> **Set problem 1**
Copy out the records word for word, everything from their first line down to the line that contains "Localize all elements.", both ends included, and leave the pictures out.
======
RFR: 8341137: Optimize long vector multiplication using x86 VPMULUDQ instruction [v2]

Mon Oct 14 17:50:14 UTC 2024

On Mon, 14 Oct 2024 15:04:54 GMT, Jasmine Karthikeyan <jkarthikeyan at openjdk.org> wrote:

> For the record I think in this PR we could simply match the IR patterns in the ad file, since (from my understanding) the patterns we are matching could be supported there. We should do platform-specific lowering in a separate patch because it is pretty nuanced, and we could potentially move it to the new system afterwards.

Hi @jaskarth , Bigger pattern matching is sensitive to [IR level node sharing](https://github.com/openjdk/jdk/blob/master/src/hotspot/share/opto/matcher.cpp#L1724), thus it may not full proof for above 4 patterns. Current patch takes care of this limitation.
======
> **Set problem 2**
In the reply about optimizing long vector multiplication, what does the writer say bigger pattern matching is sensitive to?
======
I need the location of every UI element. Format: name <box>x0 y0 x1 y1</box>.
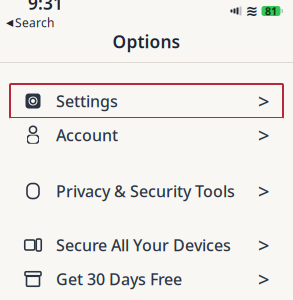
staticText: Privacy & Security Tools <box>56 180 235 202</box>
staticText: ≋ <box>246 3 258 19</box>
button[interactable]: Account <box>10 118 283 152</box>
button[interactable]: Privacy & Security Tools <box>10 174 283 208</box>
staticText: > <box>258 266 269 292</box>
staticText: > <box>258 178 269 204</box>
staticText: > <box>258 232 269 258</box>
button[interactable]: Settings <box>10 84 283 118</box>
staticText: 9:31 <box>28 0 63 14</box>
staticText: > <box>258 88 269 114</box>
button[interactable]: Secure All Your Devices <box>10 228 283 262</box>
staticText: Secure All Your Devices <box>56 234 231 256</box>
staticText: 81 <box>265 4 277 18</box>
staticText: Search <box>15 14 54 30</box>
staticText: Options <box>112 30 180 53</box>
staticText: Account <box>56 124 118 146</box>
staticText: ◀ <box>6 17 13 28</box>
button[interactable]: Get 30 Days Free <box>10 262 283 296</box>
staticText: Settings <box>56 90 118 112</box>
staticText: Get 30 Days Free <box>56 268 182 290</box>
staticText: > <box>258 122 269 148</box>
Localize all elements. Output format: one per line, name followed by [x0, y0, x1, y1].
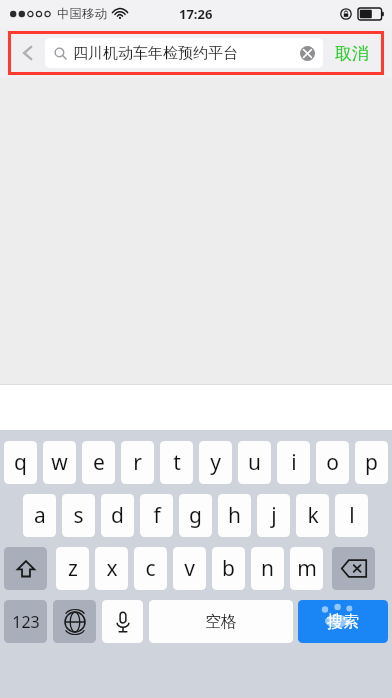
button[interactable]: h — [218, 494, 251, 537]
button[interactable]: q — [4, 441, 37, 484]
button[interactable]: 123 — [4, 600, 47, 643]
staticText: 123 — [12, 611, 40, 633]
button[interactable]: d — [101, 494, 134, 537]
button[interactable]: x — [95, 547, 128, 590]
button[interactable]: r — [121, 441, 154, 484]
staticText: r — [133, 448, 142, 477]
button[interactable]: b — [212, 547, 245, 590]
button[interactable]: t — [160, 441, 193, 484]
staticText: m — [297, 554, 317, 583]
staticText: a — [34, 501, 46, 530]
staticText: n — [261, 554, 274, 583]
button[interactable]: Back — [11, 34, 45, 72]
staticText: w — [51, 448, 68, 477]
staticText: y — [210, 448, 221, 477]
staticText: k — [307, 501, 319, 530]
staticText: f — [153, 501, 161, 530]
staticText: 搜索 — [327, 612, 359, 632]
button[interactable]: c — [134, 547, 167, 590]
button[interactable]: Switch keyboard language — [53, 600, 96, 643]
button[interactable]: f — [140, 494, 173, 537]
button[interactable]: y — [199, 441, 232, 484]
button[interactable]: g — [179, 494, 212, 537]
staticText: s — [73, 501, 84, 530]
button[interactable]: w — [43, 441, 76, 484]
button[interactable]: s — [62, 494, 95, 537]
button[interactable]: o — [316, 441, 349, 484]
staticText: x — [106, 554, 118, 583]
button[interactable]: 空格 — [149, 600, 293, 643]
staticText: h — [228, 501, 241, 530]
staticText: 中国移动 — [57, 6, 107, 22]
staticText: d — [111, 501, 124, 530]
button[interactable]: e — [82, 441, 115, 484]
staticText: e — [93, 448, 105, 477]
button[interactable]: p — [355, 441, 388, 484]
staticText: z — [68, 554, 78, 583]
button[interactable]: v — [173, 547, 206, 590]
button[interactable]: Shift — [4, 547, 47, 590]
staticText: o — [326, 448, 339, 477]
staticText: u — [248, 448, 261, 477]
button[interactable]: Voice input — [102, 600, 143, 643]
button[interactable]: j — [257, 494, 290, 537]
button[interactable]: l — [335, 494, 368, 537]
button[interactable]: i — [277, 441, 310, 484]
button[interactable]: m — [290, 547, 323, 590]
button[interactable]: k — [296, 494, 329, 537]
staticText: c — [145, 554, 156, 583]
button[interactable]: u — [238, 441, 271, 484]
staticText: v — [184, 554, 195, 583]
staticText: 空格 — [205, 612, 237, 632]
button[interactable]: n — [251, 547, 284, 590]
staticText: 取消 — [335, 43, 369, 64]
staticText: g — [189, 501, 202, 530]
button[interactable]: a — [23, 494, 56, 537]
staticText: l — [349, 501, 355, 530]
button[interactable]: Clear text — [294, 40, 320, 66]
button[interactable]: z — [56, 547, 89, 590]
======
> **Final answer 1**
I need the location of every UI element. Format: name <box>x0 y0 x1 y1</box>.
staticText: Privacy & Security Tools <box>56 180 235 202</box>
staticText: ≋ <box>246 3 258 19</box>
button[interactable]: Account <box>10 118 283 152</box>
button[interactable]: Privacy & Security Tools <box>10 174 283 208</box>
staticText: > <box>258 266 269 292</box>
staticText: > <box>258 178 269 204</box>
staticText: > <box>258 232 269 258</box>
button[interactable]: Settings <box>10 84 283 118</box>
staticText: 9:31 <box>28 0 63 14</box>
staticText: > <box>258 88 269 114</box>
button[interactable]: Secure All Your Devices <box>10 228 283 262</box>
staticText: Secure All Your Devices <box>56 234 231 256</box>
staticText: 81 <box>265 4 277 18</box>
staticText: Search <box>15 14 54 30</box>
staticText: Options <box>112 30 180 53</box>
staticText: Account <box>56 124 118 146</box>
staticText: ◀ <box>6 17 13 28</box>
button[interactable]: Get 30 Days Free <box>10 262 283 296</box>
staticText: Settings <box>56 90 118 112</box>
staticText: Get 30 Days Free <box>56 268 182 290</box>
staticText: > <box>258 122 269 148</box>
Localize all elements. Output format: one per line, name followed by [x0, y0, x1, y1].

> **Final answer 2**
IR level node sharing.